── PROVIDED RECORDS ──

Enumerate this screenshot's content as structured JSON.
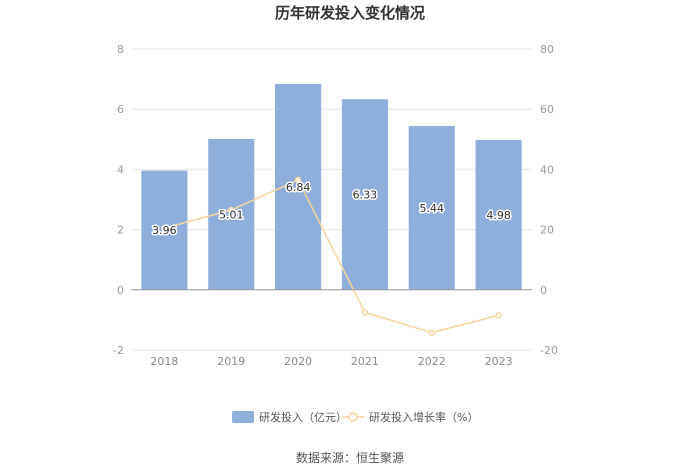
{
  "chart_data": {
    "type": "bar",
    "title": "历年研发投入变化情况",
    "categories": [
      "2018",
      "2019",
      "2020",
      "2021",
      "2022",
      "2023"
    ],
    "series": [
      {
        "name": "研发投入（亿元）",
        "type": "bar",
        "axis": "left",
        "values": [
          3.96,
          5.01,
          6.84,
          6.33,
          5.44,
          4.98
        ],
        "value_labels": [
          "3.96",
          "5.01",
          "6.84",
          "6.33",
          "5.44",
          "4.98"
        ],
        "color": "#8eaedb"
      },
      {
        "name": "研发投入增长率（%）",
        "type": "line",
        "axis": "right",
        "values": [
          20.5,
          26.5,
          36.5,
          -7.5,
          -14.2,
          -8.5
        ],
        "color": "#f7d49a"
      }
    ],
    "y_left": {
      "range": [
        -2,
        8
      ],
      "ticks": [
        "-2",
        "0",
        "2",
        "4",
        "6",
        "8"
      ]
    },
    "y_right": {
      "range": [
        -20,
        80
      ],
      "ticks": [
        "-20",
        "0",
        "20",
        "40",
        "60",
        "80"
      ]
    },
    "grid": true,
    "legend_position": "bottom-center"
  },
  "source_text": "数据来源：恒生聚源"
}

───

WORK INSTRUCTIONS ::
Reproduce the material above in full and without alteration, but skip all pictures.

FINAL ANSWER ::
Enumerate this screenshot's content as structured JSON.
{
  "chart_data": {
    "type": "bar",
    "title": "历年研发投入变化情况",
    "categories": [
      "2018",
      "2019",
      "2020",
      "2021",
      "2022",
      "2023"
    ],
    "series": [
      {
        "name": "研发投入（亿元）",
        "type": "bar",
        "axis": "left",
        "values": [
          3.96,
          5.01,
          6.84,
          6.33,
          5.44,
          4.98
        ],
        "value_labels": [
          "3.96",
          "5.01",
          "6.84",
          "6.33",
          "5.44",
          "4.98"
        ],
        "color": "#8eaedb"
      },
      {
        "name": "研发投入增长率（%）",
        "type": "line",
        "axis": "right",
        "values": [
          20.5,
          26.5,
          36.5,
          -7.5,
          -14.2,
          -8.5
        ],
        "color": "#f7d49a"
      }
    ],
    "y_left": {
      "range": [
        -2,
        8
      ],
      "ticks": [
        "-2",
        "0",
        "2",
        "4",
        "6",
        "8"
      ]
    },
    "y_right": {
      "range": [
        -20,
        80
      ],
      "ticks": [
        "-20",
        "0",
        "20",
        "40",
        "60",
        "80"
      ]
    },
    "grid": true,
    "legend_position": "bottom-center"
  },
  "source_text": "数据来源：恒生聚源"
}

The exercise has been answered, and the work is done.